• **WHAT IS NEEDED**:
Below is a set of entries. Reproduce exactly the lines from the one containing "Give me the" through the end, both included.

• **RECORD LIST**:
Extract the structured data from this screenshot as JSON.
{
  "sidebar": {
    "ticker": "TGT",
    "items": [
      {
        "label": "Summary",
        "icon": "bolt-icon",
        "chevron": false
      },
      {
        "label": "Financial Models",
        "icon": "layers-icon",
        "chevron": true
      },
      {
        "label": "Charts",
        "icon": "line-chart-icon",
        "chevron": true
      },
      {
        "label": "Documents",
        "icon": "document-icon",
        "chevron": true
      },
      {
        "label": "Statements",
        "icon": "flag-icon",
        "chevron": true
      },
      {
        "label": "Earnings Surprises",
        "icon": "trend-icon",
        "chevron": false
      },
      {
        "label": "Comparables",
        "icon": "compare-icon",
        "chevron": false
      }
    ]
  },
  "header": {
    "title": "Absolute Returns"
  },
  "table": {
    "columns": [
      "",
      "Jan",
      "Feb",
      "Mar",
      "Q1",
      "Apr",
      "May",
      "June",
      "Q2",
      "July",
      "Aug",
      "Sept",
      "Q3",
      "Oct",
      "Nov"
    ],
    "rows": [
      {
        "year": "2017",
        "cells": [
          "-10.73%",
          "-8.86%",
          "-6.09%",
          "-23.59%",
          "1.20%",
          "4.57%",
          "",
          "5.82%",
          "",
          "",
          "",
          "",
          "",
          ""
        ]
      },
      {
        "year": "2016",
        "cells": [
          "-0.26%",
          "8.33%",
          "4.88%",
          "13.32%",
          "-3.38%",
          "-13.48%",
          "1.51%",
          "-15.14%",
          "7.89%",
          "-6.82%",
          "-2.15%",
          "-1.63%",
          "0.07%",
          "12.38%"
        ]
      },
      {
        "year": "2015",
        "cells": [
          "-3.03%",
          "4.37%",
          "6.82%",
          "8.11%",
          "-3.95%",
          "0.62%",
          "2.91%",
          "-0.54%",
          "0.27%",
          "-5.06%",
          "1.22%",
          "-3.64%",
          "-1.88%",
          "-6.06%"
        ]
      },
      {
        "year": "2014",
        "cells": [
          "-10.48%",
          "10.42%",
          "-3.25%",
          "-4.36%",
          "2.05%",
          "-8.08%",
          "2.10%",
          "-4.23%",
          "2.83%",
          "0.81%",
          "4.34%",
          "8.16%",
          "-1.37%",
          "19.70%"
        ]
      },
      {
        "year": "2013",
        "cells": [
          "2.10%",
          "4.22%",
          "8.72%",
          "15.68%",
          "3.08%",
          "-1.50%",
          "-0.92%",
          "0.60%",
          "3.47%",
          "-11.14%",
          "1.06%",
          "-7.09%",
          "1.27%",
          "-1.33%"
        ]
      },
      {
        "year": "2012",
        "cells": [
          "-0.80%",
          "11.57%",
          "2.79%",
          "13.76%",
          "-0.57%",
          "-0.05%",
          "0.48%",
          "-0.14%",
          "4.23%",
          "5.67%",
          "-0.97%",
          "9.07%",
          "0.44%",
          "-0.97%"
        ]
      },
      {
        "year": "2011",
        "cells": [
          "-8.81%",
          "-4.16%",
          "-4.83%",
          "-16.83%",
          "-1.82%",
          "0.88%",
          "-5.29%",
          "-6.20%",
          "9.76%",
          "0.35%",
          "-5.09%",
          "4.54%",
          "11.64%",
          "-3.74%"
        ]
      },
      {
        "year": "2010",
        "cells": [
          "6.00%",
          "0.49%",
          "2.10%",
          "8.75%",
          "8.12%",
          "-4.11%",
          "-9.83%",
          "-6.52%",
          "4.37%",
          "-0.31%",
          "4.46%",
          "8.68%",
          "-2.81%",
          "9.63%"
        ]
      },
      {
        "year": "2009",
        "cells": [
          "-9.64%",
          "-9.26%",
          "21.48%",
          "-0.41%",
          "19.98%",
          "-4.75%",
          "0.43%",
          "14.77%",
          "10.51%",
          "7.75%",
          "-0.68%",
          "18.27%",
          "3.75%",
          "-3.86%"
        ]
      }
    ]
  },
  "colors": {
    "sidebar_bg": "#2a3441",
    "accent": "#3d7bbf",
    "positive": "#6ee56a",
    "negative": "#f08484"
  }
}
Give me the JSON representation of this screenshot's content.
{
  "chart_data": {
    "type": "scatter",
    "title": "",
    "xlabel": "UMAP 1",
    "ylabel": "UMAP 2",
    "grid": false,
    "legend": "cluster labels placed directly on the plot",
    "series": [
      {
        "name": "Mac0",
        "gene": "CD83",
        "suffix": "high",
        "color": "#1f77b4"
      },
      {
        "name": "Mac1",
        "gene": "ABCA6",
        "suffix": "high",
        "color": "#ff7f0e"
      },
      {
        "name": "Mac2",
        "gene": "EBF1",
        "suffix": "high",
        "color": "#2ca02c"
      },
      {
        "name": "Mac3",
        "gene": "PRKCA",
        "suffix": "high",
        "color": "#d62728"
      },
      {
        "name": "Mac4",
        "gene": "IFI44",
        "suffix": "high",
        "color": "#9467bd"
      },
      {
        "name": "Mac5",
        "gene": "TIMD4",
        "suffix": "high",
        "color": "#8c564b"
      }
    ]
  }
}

• **TASK RESPONSE**:
Give me the JSON representation of this screenshot's content.
{
  "chart_data": {
    "type": "scatter",
    "title": "",
    "xlabel": "UMAP 1",
    "ylabel": "UMAP 2",
    "grid": false,
    "legend": "cluster labels placed directly on the plot",
    "series": [
      {
        "name": "Mac0",
        "gene": "CD83",
        "suffix": "high",
        "color": "#1f77b4"
      },
      {
        "name": "Mac1",
        "gene": "ABCA6",
        "suffix": "high",
        "color": "#ff7f0e"
      },
      {
        "name": "Mac2",
        "gene": "EBF1",
        "suffix": "high",
        "color": "#2ca02c"
      },
      {
        "name": "Mac3",
        "gene": "PRKCA",
        "suffix": "high",
        "color": "#d62728"
      },
      {
        "name": "Mac4",
        "gene": "IFI44",
        "suffix": "high",
        "color": "#9467bd"
      },
      {
        "name": "Mac5",
        "gene": "TIMD4",
        "suffix": "high",
        "color": "#8c564b"
      }
    ]
  }
}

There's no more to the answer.